- **TASK INPUTS**:
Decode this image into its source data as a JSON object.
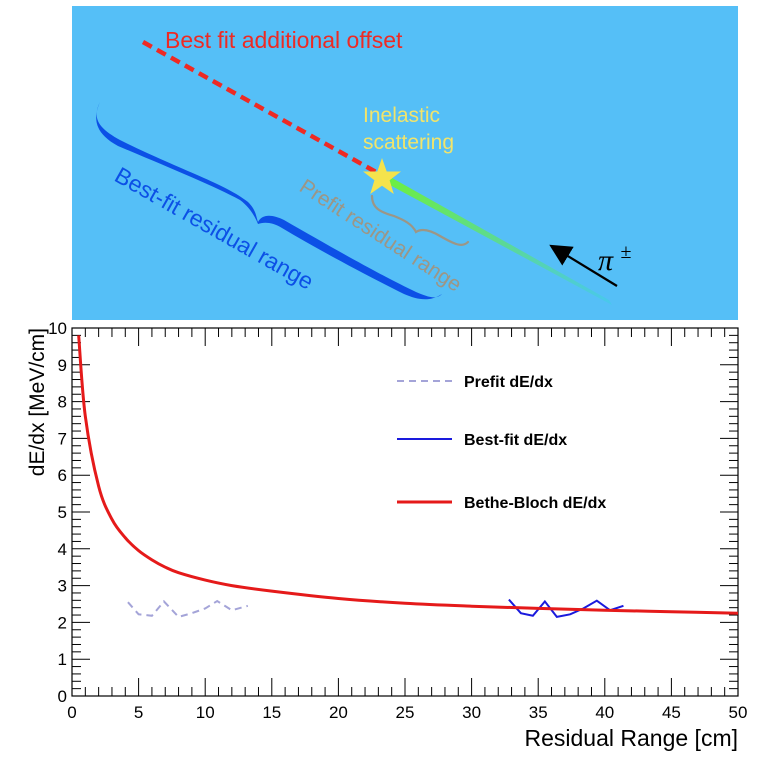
{
  "diagram": {
    "offset_label": "Best fit additional offset",
    "inelastic_line1": "Inelastic",
    "inelastic_line2": "scattering",
    "bestfit_range_label": "Best-fit residual range",
    "prefit_range_label": "Prefit residual range",
    "particle_label": "π",
    "particle_charge": "±",
    "colors": {
      "background": "#55bff7",
      "offset_line": "#ee2a24",
      "star": "#f5e34c",
      "best_brace": "#0c50e6",
      "prefit_brace": "#9c9686",
      "inelastic_text": "#f2e46a",
      "track_start": "#6ef03c",
      "track_end": "#48c8ee"
    }
  },
  "chart_data": {
    "type": "line",
    "xlabel": "Residual Range [cm]",
    "ylabel": "dE/dx [MeV/cm]",
    "xlim": [
      0,
      50
    ],
    "ylim": [
      0,
      10
    ],
    "x_ticks": [
      0,
      5,
      10,
      15,
      20,
      25,
      30,
      35,
      40,
      45,
      50
    ],
    "y_ticks": [
      0,
      1,
      2,
      3,
      4,
      5,
      6,
      7,
      8,
      9,
      10
    ],
    "series": [
      {
        "name": "Prefit dE/dx",
        "style": "dashed",
        "color": "#a4a4d8",
        "x": [
          4.2,
          5.0,
          6.0,
          6.9,
          8.0,
          9.0,
          10.0,
          10.9,
          12.0,
          13.2
        ],
        "y": [
          2.55,
          2.22,
          2.18,
          2.57,
          2.15,
          2.25,
          2.38,
          2.58,
          2.33,
          2.45
        ]
      },
      {
        "name": "Best-fit dE/dx",
        "style": "solid",
        "color": "#1a1add",
        "x": [
          32.8,
          33.7,
          34.6,
          35.5,
          36.4,
          37.4,
          38.4,
          39.4,
          40.4,
          41.4
        ],
        "y": [
          2.62,
          2.25,
          2.18,
          2.57,
          2.15,
          2.22,
          2.38,
          2.59,
          2.33,
          2.45
        ]
      },
      {
        "name": "Bethe-Bloch dE/dx",
        "style": "solid",
        "color": "#e51a1a",
        "x": [
          0.5,
          1,
          2,
          3,
          4,
          5,
          6,
          7,
          8,
          10,
          12,
          15,
          20,
          25,
          30,
          35,
          40,
          45,
          50
        ],
        "y": [
          9.8,
          7.6,
          5.7,
          4.8,
          4.3,
          3.95,
          3.7,
          3.5,
          3.35,
          3.15,
          3.0,
          2.85,
          2.65,
          2.52,
          2.44,
          2.38,
          2.33,
          2.29,
          2.25
        ]
      }
    ],
    "legend": {
      "placement": "top-right"
    }
  }
}
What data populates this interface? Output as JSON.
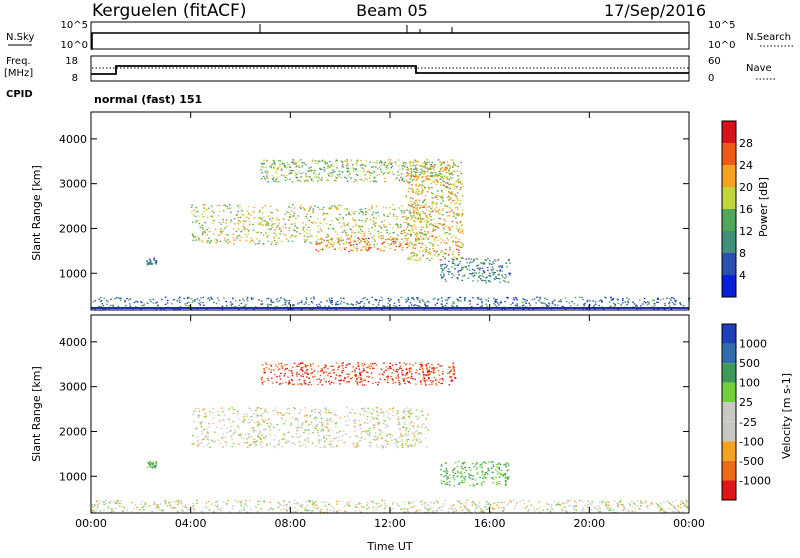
{
  "header": {
    "station": "Kerguelen (fitACF)",
    "beam": "Beam 05",
    "date": "17/Sep/2016"
  },
  "time_axis": {
    "label": "Time UT",
    "ticks": [
      "00:00",
      "04:00",
      "08:00",
      "12:00",
      "16:00",
      "20:00",
      "00:00"
    ],
    "range_hours": [
      0,
      24
    ]
  },
  "noise_panel": {
    "left_label": "N.Sky",
    "right_label": "N.Search",
    "left_ticks": [
      "10^5",
      "10^0"
    ],
    "right_ticks": [
      "10^5",
      "10^0"
    ]
  },
  "freq_panel": {
    "left_label": "Freq.",
    "left_unit": "[MHz]",
    "left_ticks": [
      "18",
      "8"
    ],
    "right_label": "Nave",
    "right_ticks": [
      "60",
      "0"
    ],
    "cpid_label": "CPID",
    "mode_text": "normal (fast) 151"
  },
  "chart_data": [
    {
      "type": "heatmap",
      "panel": "power",
      "ylabel": "Slant Range [km]",
      "yticks": [
        1000,
        2000,
        3000,
        4000
      ],
      "ylim": [
        180,
        4600
      ],
      "colorbar_label": "Power [dB]",
      "colorbar_ticks": [
        "4",
        "8",
        "12",
        "16",
        "20",
        "24",
        "28"
      ],
      "colorbar_colors": [
        "#0a1fd9",
        "#2a4fb0",
        "#3f8f7a",
        "#4fa85a",
        "#c2d63a",
        "#f5a21e",
        "#ef5b17",
        "#d9101a"
      ],
      "regions": [
        {
          "t0": 6.8,
          "t1": 14.6,
          "r0": 3050,
          "r1": 3550,
          "level": 16
        },
        {
          "t0": 4.0,
          "t1": 13.5,
          "r0": 1650,
          "r1": 2550,
          "level": 18
        },
        {
          "t0": 9.0,
          "t1": 12.5,
          "r0": 1500,
          "r1": 1800,
          "level": 24
        },
        {
          "t0": 12.6,
          "t1": 14.9,
          "r0": 1300,
          "r1": 3500,
          "level": 20
        },
        {
          "t0": 14.0,
          "t1": 16.8,
          "r0": 800,
          "r1": 1350,
          "level": 10
        },
        {
          "t0": 2.2,
          "t1": 2.6,
          "r0": 1200,
          "r1": 1350,
          "level": 8
        },
        {
          "t0": 0.0,
          "t1": 24.0,
          "r0": 200,
          "r1": 480,
          "level": 8
        }
      ]
    },
    {
      "type": "heatmap",
      "panel": "velocity",
      "ylabel": "Slant Range [km]",
      "yticks": [
        1000,
        2000,
        3000,
        4000
      ],
      "ylim": [
        180,
        4600
      ],
      "colorbar_label": "Velocity [m s-1]",
      "colorbar_ticks": [
        "1000",
        "500",
        "100",
        "25",
        "-25",
        "-100",
        "-500",
        "-1000"
      ],
      "colorbar_colors": [
        "#1d3fb8",
        "#2f6eaa",
        "#3f9a5a",
        "#6fd03a",
        "#c9c9c4",
        "#c9c9c4",
        "#f5a21e",
        "#ef6a17",
        "#e01515"
      ],
      "regions": [
        {
          "t0": 6.8,
          "t1": 14.6,
          "r0": 3050,
          "r1": 3550,
          "level": -500
        },
        {
          "t0": 4.0,
          "t1": 13.5,
          "r0": 1650,
          "r1": 2550,
          "level": 0
        },
        {
          "t0": 14.0,
          "t1": 16.8,
          "r0": 800,
          "r1": 1350,
          "level": 100
        },
        {
          "t0": 2.2,
          "t1": 2.6,
          "r0": 1200,
          "r1": 1350,
          "level": 100
        },
        {
          "t0": 0.0,
          "t1": 24.0,
          "r0": 200,
          "r1": 480,
          "level": 0
        }
      ]
    }
  ]
}
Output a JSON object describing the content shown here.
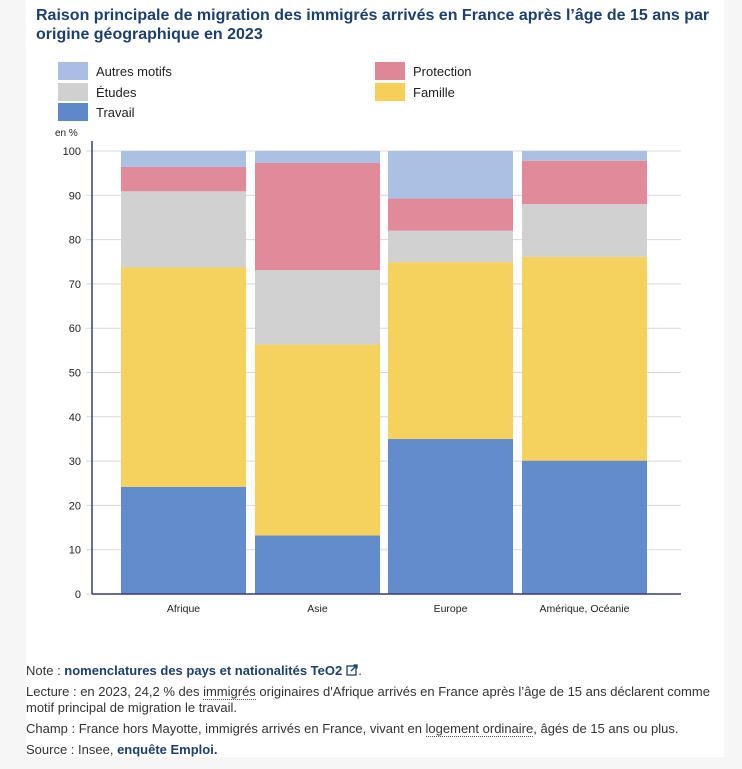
{
  "title": "Raison principale de migration des immigrés arrivés en France après l’âge de 15 ans par origine géographique en 2023",
  "colors": {
    "title": "#1d3f6e",
    "autres_motifs": "#a8bfe3",
    "protection": "#e08797",
    "etudes": "#d0d0d0",
    "famille": "#f5cf58",
    "travail": "#5e88ca",
    "axis": "#3a3a80",
    "grid": "#d8d8d8"
  },
  "legend": [
    {
      "label": "Autres motifs",
      "key": "autres_motifs"
    },
    {
      "label": "Protection",
      "key": "protection"
    },
    {
      "label": "Études",
      "key": "etudes"
    },
    {
      "label": "Famille",
      "key": "famille"
    },
    {
      "label": "Travail",
      "key": "travail"
    }
  ],
  "chart_data": {
    "type": "bar",
    "stacked": true,
    "title": "Raison principale de migration des immigrés arrivés en France après l’âge de 15 ans par origine géographique en 2023",
    "xlabel": "",
    "ylabel": "en %",
    "ylim": [
      0,
      100
    ],
    "yticks": [
      0,
      10,
      20,
      30,
      40,
      50,
      60,
      70,
      80,
      90,
      100
    ],
    "grid": true,
    "legend_position": "top",
    "categories": [
      "Afrique",
      "Asie",
      "Europe",
      "Amérique, Océanie"
    ],
    "series": [
      {
        "name": "Travail",
        "key": "travail",
        "values": [
          24.2,
          13.2,
          35.0,
          30.1
        ]
      },
      {
        "name": "Famille",
        "key": "famille",
        "values": [
          49.5,
          43.1,
          39.9,
          46.0
        ]
      },
      {
        "name": "Études",
        "key": "etudes",
        "values": [
          17.2,
          16.8,
          7.1,
          11.9
        ]
      },
      {
        "name": "Protection",
        "key": "protection",
        "values": [
          5.5,
          24.2,
          7.3,
          9.8
        ]
      },
      {
        "name": "Autres motifs",
        "key": "autres_motifs",
        "values": [
          3.6,
          2.7,
          10.7,
          2.2
        ]
      }
    ]
  },
  "notes": {
    "note_prefix": "Note : ",
    "note_link": "nomenclatures des pays et nationalités TeO2",
    "note_suffix": ".",
    "lecture_prefix": "Lecture : en 2023, 24,2 % des ",
    "lecture_term": "immigrés",
    "lecture_suffix": " originaires d'Afrique arrivés en France après l’âge de 15 ans déclarent comme motif principal de migration le travail.",
    "champ_prefix": "Champ : France hors Mayotte, immigrés arrivés en France, vivant en ",
    "champ_term": "logement ordinaire",
    "champ_suffix": ", âgés de 15 ans ou plus.",
    "source_prefix": "Source : Insee, ",
    "source_link": "enquête Emploi."
  }
}
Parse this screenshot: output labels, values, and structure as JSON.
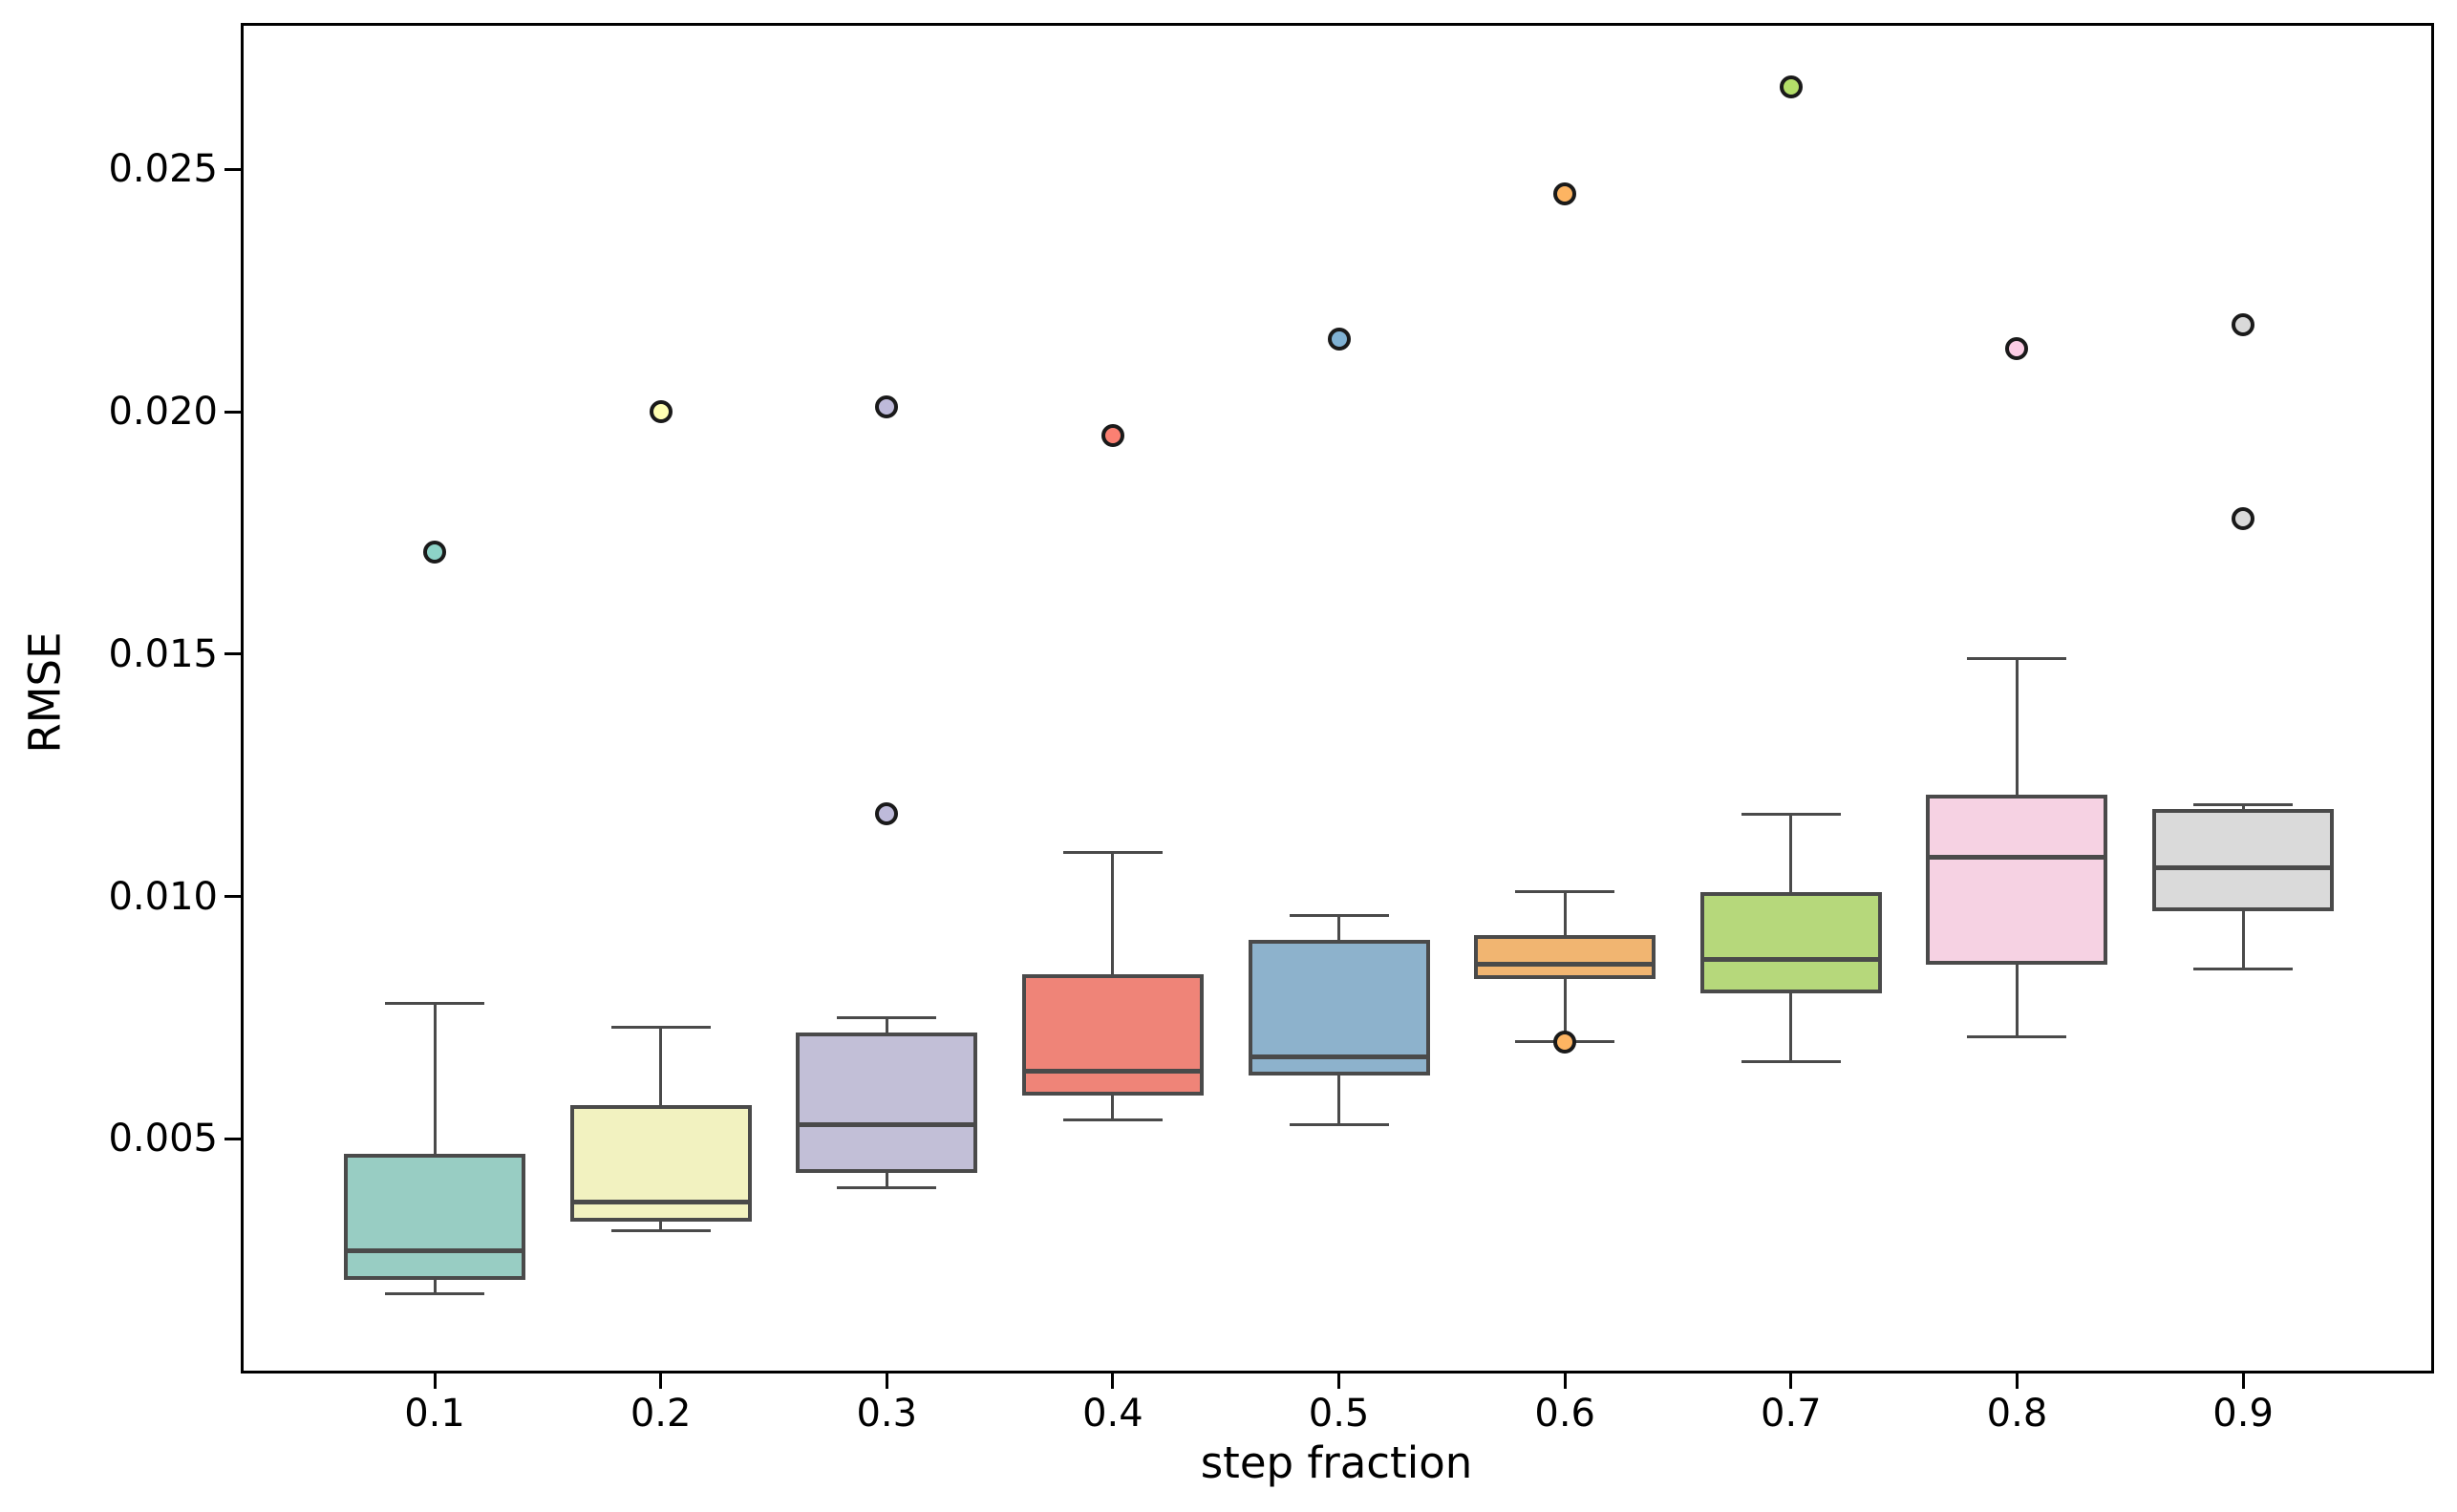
{
  "figure": {
    "background": "#ffffff"
  },
  "chart_data": {
    "type": "boxplot",
    "title": "",
    "xlabel": "step fraction",
    "ylabel": "RMSE",
    "categories": [
      "0.1",
      "0.2",
      "0.3",
      "0.4",
      "0.5",
      "0.6",
      "0.7",
      "0.8",
      "0.9"
    ],
    "y_ticks": [
      0.005,
      0.01,
      0.015,
      0.02,
      0.025
    ],
    "y_tick_labels": [
      "0.005",
      "0.010",
      "0.015",
      "0.020",
      "0.025"
    ],
    "ylim": [
      0.0002,
      0.028
    ],
    "grid": false,
    "legend": null,
    "line_color": "#4a4a4a",
    "flier_edge_color": "#1a1a1a",
    "series": [
      {
        "category": "0.1",
        "q1": 0.0021,
        "median": 0.0027,
        "q3": 0.0047,
        "whisker_low": 0.0018,
        "whisker_high": 0.0078,
        "fliers": [
          0.0171
        ],
        "box_color": "#98cdc3",
        "flier_color": "#8dd3c7"
      },
      {
        "category": "0.2",
        "q1": 0.0033,
        "median": 0.0037,
        "q3": 0.0057,
        "whisker_low": 0.0031,
        "whisker_high": 0.0073,
        "fliers": [
          0.02
        ],
        "box_color": "#f2f2c0",
        "flier_color": "#ffffb3"
      },
      {
        "category": "0.3",
        "q1": 0.0043,
        "median": 0.0053,
        "q3": 0.0072,
        "whisker_low": 0.004,
        "whisker_high": 0.0075,
        "fliers": [
          0.0201,
          0.0117
        ],
        "box_color": "#c2bfd7",
        "flier_color": "#bebada"
      },
      {
        "category": "0.4",
        "q1": 0.0059,
        "median": 0.0064,
        "q3": 0.0084,
        "whisker_low": 0.0054,
        "whisker_high": 0.0109,
        "fliers": [
          0.0195
        ],
        "box_color": "#ef8478",
        "flier_color": "#fb8072"
      },
      {
        "category": "0.5",
        "q1": 0.0063,
        "median": 0.0067,
        "q3": 0.0091,
        "whisker_low": 0.0053,
        "whisker_high": 0.0096,
        "fliers": [
          0.0215
        ],
        "box_color": "#8db2cc",
        "flier_color": "#80b1d3"
      },
      {
        "category": "0.6",
        "q1": 0.0083,
        "median": 0.0086,
        "q3": 0.0092,
        "whisker_low": 0.007,
        "whisker_high": 0.0101,
        "fliers": [
          0.0245,
          0.007
        ],
        "box_color": "#f1b571",
        "flier_color": "#fdb462"
      },
      {
        "category": "0.7",
        "q1": 0.008,
        "median": 0.0087,
        "q3": 0.0101,
        "whisker_low": 0.0066,
        "whisker_high": 0.0117,
        "fliers": [
          0.0267
        ],
        "box_color": "#b6d87b",
        "flier_color": "#b3de69"
      },
      {
        "category": "0.8",
        "q1": 0.0086,
        "median": 0.0108,
        "q3": 0.0121,
        "whisker_low": 0.0071,
        "whisker_high": 0.0149,
        "fliers": [
          0.0213
        ],
        "box_color": "#f6d2e3",
        "flier_color": "#fccde5"
      },
      {
        "category": "0.9",
        "q1": 0.0097,
        "median": 0.0106,
        "q3": 0.0118,
        "whisker_low": 0.0085,
        "whisker_high": 0.0119,
        "fliers": [
          0.0218,
          0.0178
        ],
        "box_color": "#dadada",
        "flier_color": "#d9d9d9"
      }
    ]
  }
}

- **STATED PROBLEM**: Pick out each line in the material containing "France".

- **RESPONSE FOR THIS EXERCISE**:
  "title": "Raison principale de migration des immigrés arrivés en France après l’âge de 15 ans par origine géographique en 2023",
    "title": "Raison principale de migration des immigrés arrivés en France après l’âge de 15 ans par origine géographique en 2023",
    "lecture_suffix": " originaires d'Afrique arrivés en France après l’âge de 15 ans déclarent comme motif principal de migration le travail.",
    "champ_prefix": "Champ : France hors Mayotte, immigrés arrivés en France, vivant en ",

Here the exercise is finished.